- **LISTING**:

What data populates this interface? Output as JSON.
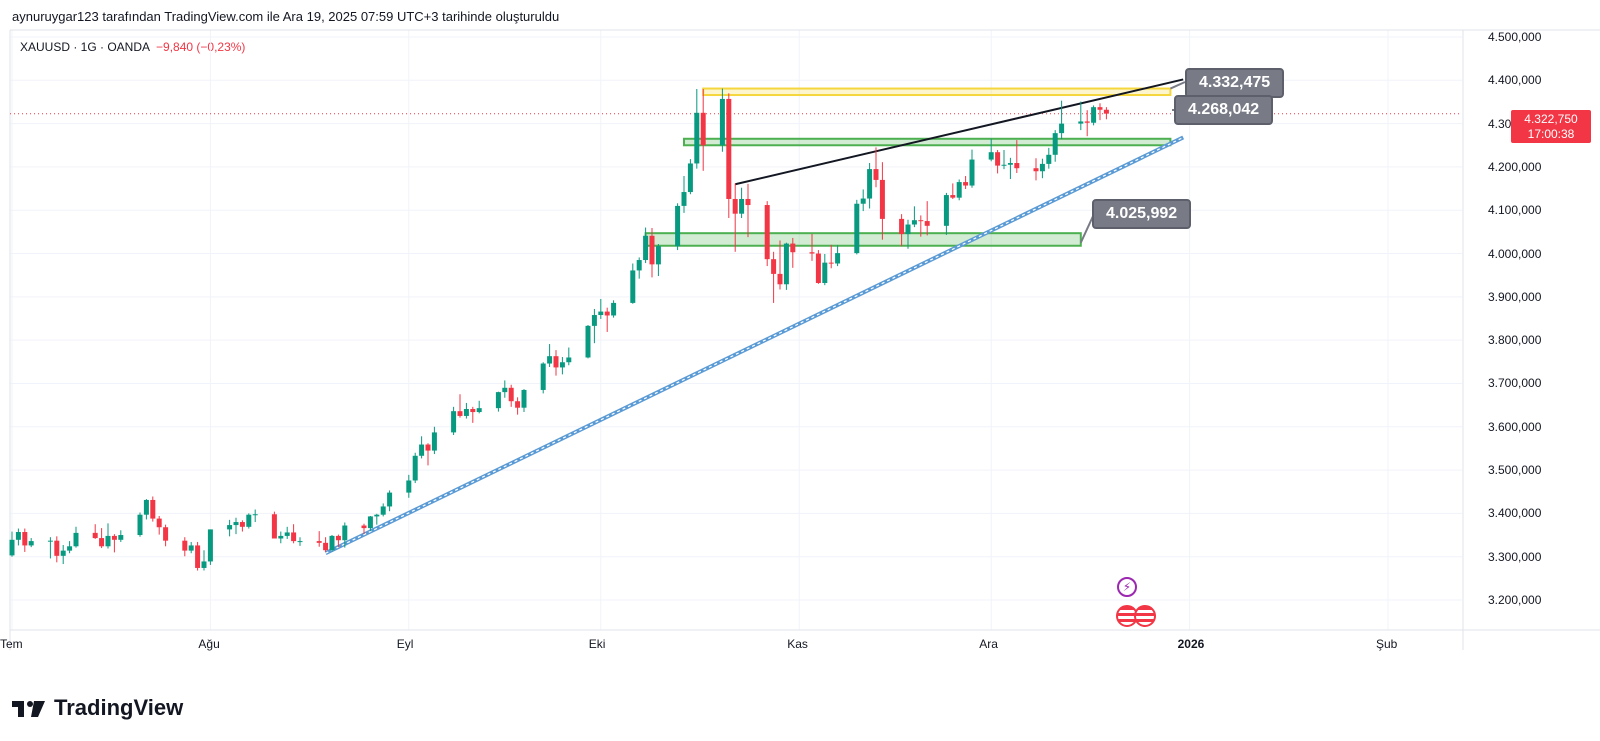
{
  "header": {
    "credit": "aynuruygar123 tarafından TradingView.com ile Ara 19, 2025 07:59 UTC+3 tarihinde oluşturuldu"
  },
  "symbol": {
    "name": "XAUUSD · 1G · OANDA",
    "change": "−9,840 (−0,23%)"
  },
  "current_price": {
    "value": "4.322,750",
    "countdown": "17:00:38"
  },
  "callouts": {
    "top": "4.332,475",
    "mid": "4.268,042",
    "low": "4.025,992"
  },
  "footer": {
    "brand": "TradingView"
  },
  "colors": {
    "up": "#089981",
    "down": "#f23645",
    "zone_green": "#4caf50",
    "zone_yellow": "#f5d63d",
    "trendline_blue": "#5b9bd5",
    "resistance_line": "#131722"
  },
  "icons": [
    "lightning-icon",
    "us-flag-icon"
  ],
  "chart_data": {
    "type": "candlestick",
    "symbol": "XAUUSD",
    "interval": "1G",
    "y_ticks": [
      3200000,
      3300000,
      3400000,
      3500000,
      3600000,
      3700000,
      3800000,
      3900000,
      4000000,
      4100000,
      4200000,
      4300000,
      4400000,
      4500000
    ],
    "y_tick_labels": [
      "3.200,000",
      "3.300,000",
      "3.400,000",
      "3.500,000",
      "3.600,000",
      "3.700,000",
      "3.800,000",
      "3.900,000",
      "4.000,000",
      "4.100,000",
      "4.200,000",
      "4.300,000",
      "4.400,000",
      "4.500,000"
    ],
    "ylim": [
      3130,
      4530
    ],
    "x_labels": [
      {
        "label": "Tem",
        "date": "2025-07-01"
      },
      {
        "label": "Ağu",
        "date": "2025-08-01"
      },
      {
        "label": "Eyl",
        "date": "2025-09-01"
      },
      {
        "label": "Eki",
        "date": "2025-10-01"
      },
      {
        "label": "Kas",
        "date": "2025-11-01"
      },
      {
        "label": "Ara",
        "date": "2025-12-01"
      },
      {
        "label": "2026",
        "date": "2026-01-01"
      },
      {
        "label": "Şub",
        "date": "2026-02-01"
      }
    ],
    "candles": [
      {
        "d": "2025-07-01",
        "o": 3303,
        "h": 3358,
        "l": 3300,
        "c": 3339
      },
      {
        "d": "2025-07-02",
        "o": 3339,
        "h": 3365,
        "l": 3326,
        "c": 3357
      },
      {
        "d": "2025-07-03",
        "o": 3357,
        "h": 3365,
        "l": 3311,
        "c": 3326
      },
      {
        "d": "2025-07-04",
        "o": 3326,
        "h": 3343,
        "l": 3322,
        "c": 3336
      },
      {
        "d": "2025-07-07",
        "o": 3336,
        "h": 3345,
        "l": 3296,
        "c": 3337
      },
      {
        "d": "2025-07-08",
        "o": 3337,
        "h": 3347,
        "l": 3287,
        "c": 3302
      },
      {
        "d": "2025-07-09",
        "o": 3302,
        "h": 3327,
        "l": 3283,
        "c": 3314
      },
      {
        "d": "2025-07-10",
        "o": 3314,
        "h": 3336,
        "l": 3308,
        "c": 3324
      },
      {
        "d": "2025-07-11",
        "o": 3324,
        "h": 3369,
        "l": 3321,
        "c": 3355
      },
      {
        "d": "2025-07-14",
        "o": 3355,
        "h": 3375,
        "l": 3341,
        "c": 3343
      },
      {
        "d": "2025-07-15",
        "o": 3343,
        "h": 3366,
        "l": 3320,
        "c": 3324
      },
      {
        "d": "2025-07-16",
        "o": 3324,
        "h": 3377,
        "l": 3319,
        "c": 3348
      },
      {
        "d": "2025-07-17",
        "o": 3348,
        "h": 3352,
        "l": 3310,
        "c": 3339
      },
      {
        "d": "2025-07-18",
        "o": 3339,
        "h": 3361,
        "l": 3334,
        "c": 3350
      },
      {
        "d": "2025-07-21",
        "o": 3350,
        "h": 3402,
        "l": 3346,
        "c": 3397
      },
      {
        "d": "2025-07-22",
        "o": 3397,
        "h": 3433,
        "l": 3386,
        "c": 3431
      },
      {
        "d": "2025-07-23",
        "o": 3431,
        "h": 3439,
        "l": 3381,
        "c": 3388
      },
      {
        "d": "2025-07-24",
        "o": 3388,
        "h": 3394,
        "l": 3351,
        "c": 3368
      },
      {
        "d": "2025-07-25",
        "o": 3368,
        "h": 3374,
        "l": 3324,
        "c": 3337
      },
      {
        "d": "2025-07-28",
        "o": 3337,
        "h": 3345,
        "l": 3301,
        "c": 3314
      },
      {
        "d": "2025-07-29",
        "o": 3314,
        "h": 3334,
        "l": 3308,
        "c": 3326
      },
      {
        "d": "2025-07-30",
        "o": 3326,
        "h": 3334,
        "l": 3268,
        "c": 3274
      },
      {
        "d": "2025-07-31",
        "o": 3274,
        "h": 3315,
        "l": 3268,
        "c": 3289
      },
      {
        "d": "2025-08-01",
        "o": 3289,
        "h": 3363,
        "l": 3281,
        "c": 3363
      },
      {
        "d": "2025-08-04",
        "o": 3363,
        "h": 3385,
        "l": 3347,
        "c": 3373
      },
      {
        "d": "2025-08-05",
        "o": 3373,
        "h": 3390,
        "l": 3352,
        "c": 3380
      },
      {
        "d": "2025-08-06",
        "o": 3380,
        "h": 3384,
        "l": 3358,
        "c": 3369
      },
      {
        "d": "2025-08-07",
        "o": 3369,
        "h": 3400,
        "l": 3365,
        "c": 3397
      },
      {
        "d": "2025-08-08",
        "o": 3397,
        "h": 3409,
        "l": 3380,
        "c": 3398
      },
      {
        "d": "2025-08-11",
        "o": 3398,
        "h": 3404,
        "l": 3343,
        "c": 3342
      },
      {
        "d": "2025-08-12",
        "o": 3342,
        "h": 3358,
        "l": 3331,
        "c": 3348
      },
      {
        "d": "2025-08-13",
        "o": 3348,
        "h": 3369,
        "l": 3341,
        "c": 3356
      },
      {
        "d": "2025-08-14",
        "o": 3356,
        "h": 3375,
        "l": 3331,
        "c": 3336
      },
      {
        "d": "2025-08-15",
        "o": 3336,
        "h": 3345,
        "l": 3325,
        "c": 3336
      },
      {
        "d": "2025-08-18",
        "o": 3336,
        "h": 3359,
        "l": 3323,
        "c": 3332
      },
      {
        "d": "2025-08-19",
        "o": 3332,
        "h": 3345,
        "l": 3311,
        "c": 3315
      },
      {
        "d": "2025-08-20",
        "o": 3315,
        "h": 3350,
        "l": 3312,
        "c": 3348
      },
      {
        "d": "2025-08-21",
        "o": 3348,
        "h": 3351,
        "l": 3322,
        "c": 3338
      },
      {
        "d": "2025-08-22",
        "o": 3338,
        "h": 3379,
        "l": 3321,
        "c": 3372
      },
      {
        "d": "2025-08-25",
        "o": 3372,
        "h": 3376,
        "l": 3352,
        "c": 3366
      },
      {
        "d": "2025-08-26",
        "o": 3366,
        "h": 3394,
        "l": 3359,
        "c": 3393
      },
      {
        "d": "2025-08-27",
        "o": 3393,
        "h": 3399,
        "l": 3374,
        "c": 3397
      },
      {
        "d": "2025-08-28",
        "o": 3397,
        "h": 3423,
        "l": 3393,
        "c": 3416
      },
      {
        "d": "2025-08-29",
        "o": 3416,
        "h": 3453,
        "l": 3405,
        "c": 3448
      },
      {
        "d": "2025-09-01",
        "o": 3448,
        "h": 3489,
        "l": 3436,
        "c": 3476
      },
      {
        "d": "2025-09-02",
        "o": 3476,
        "h": 3540,
        "l": 3470,
        "c": 3533
      },
      {
        "d": "2025-09-03",
        "o": 3533,
        "h": 3578,
        "l": 3527,
        "c": 3559
      },
      {
        "d": "2025-09-04",
        "o": 3559,
        "h": 3562,
        "l": 3511,
        "c": 3545
      },
      {
        "d": "2025-09-05",
        "o": 3545,
        "h": 3600,
        "l": 3537,
        "c": 3587
      },
      {
        "d": "2025-09-08",
        "o": 3587,
        "h": 3646,
        "l": 3581,
        "c": 3636
      },
      {
        "d": "2025-09-09",
        "o": 3636,
        "h": 3675,
        "l": 3621,
        "c": 3625
      },
      {
        "d": "2025-09-10",
        "o": 3625,
        "h": 3655,
        "l": 3619,
        "c": 3641
      },
      {
        "d": "2025-09-11",
        "o": 3641,
        "h": 3646,
        "l": 3609,
        "c": 3634
      },
      {
        "d": "2025-09-12",
        "o": 3634,
        "h": 3660,
        "l": 3631,
        "c": 3643
      },
      {
        "d": "2025-09-15",
        "o": 3643,
        "h": 3681,
        "l": 3635,
        "c": 3680
      },
      {
        "d": "2025-09-16",
        "o": 3680,
        "h": 3707,
        "l": 3667,
        "c": 3690
      },
      {
        "d": "2025-09-17",
        "o": 3690,
        "h": 3697,
        "l": 3646,
        "c": 3659
      },
      {
        "d": "2025-09-18",
        "o": 3659,
        "h": 3668,
        "l": 3628,
        "c": 3644
      },
      {
        "d": "2025-09-19",
        "o": 3644,
        "h": 3687,
        "l": 3634,
        "c": 3685
      },
      {
        "d": "2025-09-22",
        "o": 3685,
        "h": 3749,
        "l": 3677,
        "c": 3746
      },
      {
        "d": "2025-09-23",
        "o": 3746,
        "h": 3791,
        "l": 3738,
        "c": 3763
      },
      {
        "d": "2025-09-24",
        "o": 3763,
        "h": 3777,
        "l": 3718,
        "c": 3737
      },
      {
        "d": "2025-09-25",
        "o": 3737,
        "h": 3761,
        "l": 3721,
        "c": 3749
      },
      {
        "d": "2025-09-26",
        "o": 3749,
        "h": 3783,
        "l": 3742,
        "c": 3760
      },
      {
        "d": "2025-09-29",
        "o": 3760,
        "h": 3835,
        "l": 3758,
        "c": 3833
      },
      {
        "d": "2025-09-30",
        "o": 3833,
        "h": 3872,
        "l": 3793,
        "c": 3858
      },
      {
        "d": "2025-10-01",
        "o": 3858,
        "h": 3895,
        "l": 3849,
        "c": 3866
      },
      {
        "d": "2025-10-02",
        "o": 3866,
        "h": 3875,
        "l": 3819,
        "c": 3857
      },
      {
        "d": "2025-10-03",
        "o": 3857,
        "h": 3892,
        "l": 3852,
        "c": 3886
      },
      {
        "d": "2025-10-06",
        "o": 3886,
        "h": 3977,
        "l": 3884,
        "c": 3961
      },
      {
        "d": "2025-10-07",
        "o": 3961,
        "h": 3991,
        "l": 3942,
        "c": 3985
      },
      {
        "d": "2025-10-08",
        "o": 3985,
        "h": 4060,
        "l": 3978,
        "c": 4041
      },
      {
        "d": "2025-10-09",
        "o": 4041,
        "h": 4059,
        "l": 3945,
        "c": 3975
      },
      {
        "d": "2025-10-10",
        "o": 3975,
        "h": 4022,
        "l": 3948,
        "c": 4017
      },
      {
        "d": "2025-10-13",
        "o": 4017,
        "h": 4116,
        "l": 4008,
        "c": 4110
      },
      {
        "d": "2025-10-14",
        "o": 4110,
        "h": 4179,
        "l": 4094,
        "c": 4142
      },
      {
        "d": "2025-10-15",
        "o": 4142,
        "h": 4218,
        "l": 4137,
        "c": 4208
      },
      {
        "d": "2025-10-16",
        "o": 4208,
        "h": 4380,
        "l": 4196,
        "c": 4325
      },
      {
        "d": "2025-10-17",
        "o": 4325,
        "h": 4380,
        "l": 4191,
        "c": 4250
      },
      {
        "d": "2025-10-20",
        "o": 4250,
        "h": 4381,
        "l": 4235,
        "c": 4357
      },
      {
        "d": "2025-10-21",
        "o": 4357,
        "h": 4370,
        "l": 4082,
        "c": 4126
      },
      {
        "d": "2025-10-22",
        "o": 4126,
        "h": 4162,
        "l": 4004,
        "c": 4092
      },
      {
        "d": "2025-10-23",
        "o": 4092,
        "h": 4152,
        "l": 4082,
        "c": 4126
      },
      {
        "d": "2025-10-24",
        "o": 4126,
        "h": 4161,
        "l": 4038,
        "c": 4112
      },
      {
        "d": "2025-10-27",
        "o": 4112,
        "h": 4121,
        "l": 3971,
        "c": 3987
      },
      {
        "d": "2025-10-28",
        "o": 3987,
        "h": 4004,
        "l": 3886,
        "c": 3953
      },
      {
        "d": "2025-10-29",
        "o": 3953,
        "h": 4030,
        "l": 3917,
        "c": 3929
      },
      {
        "d": "2025-10-30",
        "o": 3929,
        "h": 4025,
        "l": 3916,
        "c": 4023
      },
      {
        "d": "2025-10-31",
        "o": 4023,
        "h": 4036,
        "l": 3967,
        "c": 4003
      },
      {
        "d": "2025-11-03",
        "o": 4003,
        "h": 4045,
        "l": 3983,
        "c": 4000
      },
      {
        "d": "2025-11-04",
        "o": 4000,
        "h": 4008,
        "l": 3930,
        "c": 3932
      },
      {
        "d": "2025-11-05",
        "o": 3932,
        "h": 3999,
        "l": 3927,
        "c": 3979
      },
      {
        "d": "2025-11-06",
        "o": 3979,
        "h": 4020,
        "l": 3966,
        "c": 3977
      },
      {
        "d": "2025-11-07",
        "o": 3977,
        "h": 4019,
        "l": 3971,
        "c": 4001
      },
      {
        "d": "2025-11-10",
        "o": 4001,
        "h": 4124,
        "l": 3998,
        "c": 4115
      },
      {
        "d": "2025-11-11",
        "o": 4115,
        "h": 4148,
        "l": 4098,
        "c": 4127
      },
      {
        "d": "2025-11-12",
        "o": 4127,
        "h": 4209,
        "l": 4104,
        "c": 4195
      },
      {
        "d": "2025-11-13",
        "o": 4195,
        "h": 4245,
        "l": 4153,
        "c": 4170
      },
      {
        "d": "2025-11-14",
        "o": 4170,
        "h": 4211,
        "l": 4032,
        "c": 4080
      },
      {
        "d": "2025-11-17",
        "o": 4080,
        "h": 4091,
        "l": 4017,
        "c": 4045
      },
      {
        "d": "2025-11-18",
        "o": 4045,
        "h": 4078,
        "l": 4011,
        "c": 4067
      },
      {
        "d": "2025-11-19",
        "o": 4067,
        "h": 4109,
        "l": 4061,
        "c": 4077
      },
      {
        "d": "2025-11-20",
        "o": 4077,
        "h": 4088,
        "l": 4039,
        "c": 4075
      },
      {
        "d": "2025-11-21",
        "o": 4075,
        "h": 4121,
        "l": 4042,
        "c": 4064
      },
      {
        "d": "2025-11-24",
        "o": 4064,
        "h": 4140,
        "l": 4043,
        "c": 4135
      },
      {
        "d": "2025-11-25",
        "o": 4135,
        "h": 4162,
        "l": 4126,
        "c": 4129
      },
      {
        "d": "2025-11-26",
        "o": 4129,
        "h": 4171,
        "l": 4123,
        "c": 4165
      },
      {
        "d": "2025-11-27",
        "o": 4165,
        "h": 4179,
        "l": 4149,
        "c": 4157
      },
      {
        "d": "2025-11-28",
        "o": 4157,
        "h": 4240,
        "l": 4152,
        "c": 4217
      },
      {
        "d": "2025-12-01",
        "o": 4217,
        "h": 4265,
        "l": 4213,
        "c": 4234
      },
      {
        "d": "2025-12-02",
        "o": 4234,
        "h": 4239,
        "l": 4185,
        "c": 4203
      },
      {
        "d": "2025-12-03",
        "o": 4203,
        "h": 4239,
        "l": 4195,
        "c": 4205
      },
      {
        "d": "2025-12-04",
        "o": 4205,
        "h": 4221,
        "l": 4172,
        "c": 4209
      },
      {
        "d": "2025-12-05",
        "o": 4209,
        "h": 4262,
        "l": 4186,
        "c": 4197
      },
      {
        "d": "2025-12-08",
        "o": 4197,
        "h": 4220,
        "l": 4169,
        "c": 4190
      },
      {
        "d": "2025-12-09",
        "o": 4190,
        "h": 4219,
        "l": 4174,
        "c": 4207
      },
      {
        "d": "2025-12-10",
        "o": 4207,
        "h": 4244,
        "l": 4196,
        "c": 4228
      },
      {
        "d": "2025-12-11",
        "o": 4228,
        "h": 4285,
        "l": 4212,
        "c": 4278
      },
      {
        "d": "2025-12-12",
        "o": 4278,
        "h": 4353,
        "l": 4264,
        "c": 4300
      },
      {
        "d": "2025-12-15",
        "o": 4300,
        "h": 4351,
        "l": 4285,
        "c": 4305
      },
      {
        "d": "2025-12-16",
        "o": 4305,
        "h": 4331,
        "l": 4271,
        "c": 4302
      },
      {
        "d": "2025-12-17",
        "o": 4302,
        "h": 4342,
        "l": 4296,
        "c": 4338
      },
      {
        "d": "2025-12-18",
        "o": 4338,
        "h": 4347,
        "l": 4308,
        "c": 4332
      },
      {
        "d": "2025-12-19",
        "o": 4332,
        "h": 4338,
        "l": 4310,
        "c": 4323
      }
    ],
    "zones": [
      {
        "name": "resistance-zone",
        "color": "yellow",
        "from": "2025-10-17",
        "to": "2025-12-29",
        "low": 4366,
        "high": 4381
      },
      {
        "name": "support-zone-upper",
        "color": "green",
        "from": "2025-10-14",
        "to": "2025-12-29",
        "low": 4250,
        "high": 4265
      },
      {
        "name": "support-zone-lower",
        "color": "green",
        "from": "2025-10-08",
        "to": "2025-12-15",
        "low": 4018,
        "high": 4047
      }
    ],
    "lines": [
      {
        "name": "ascending-trendline",
        "color": "blue",
        "from": {
          "d": "2025-08-19",
          "p": 3308
        },
        "to": {
          "d": "2025-12-31",
          "p": 4268
        }
      },
      {
        "name": "resistance-trendline",
        "color": "black",
        "from": {
          "d": "2025-10-22",
          "p": 4160
        },
        "to": {
          "d": "2025-12-31",
          "p": 4402
        }
      }
    ],
    "last_price_line": 4322.75
  }
}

- **EXERCISE REQUIREMENTS**:
Copy all lines from the listing that contain "TradingView".

- **RESPONSE**:
    "credit": "aynuruygar123 tarafından TradingView.com ile Ara 19, 2025 07:59 UTC+3 tarihinde oluşturuldu"
    "brand": "TradingView"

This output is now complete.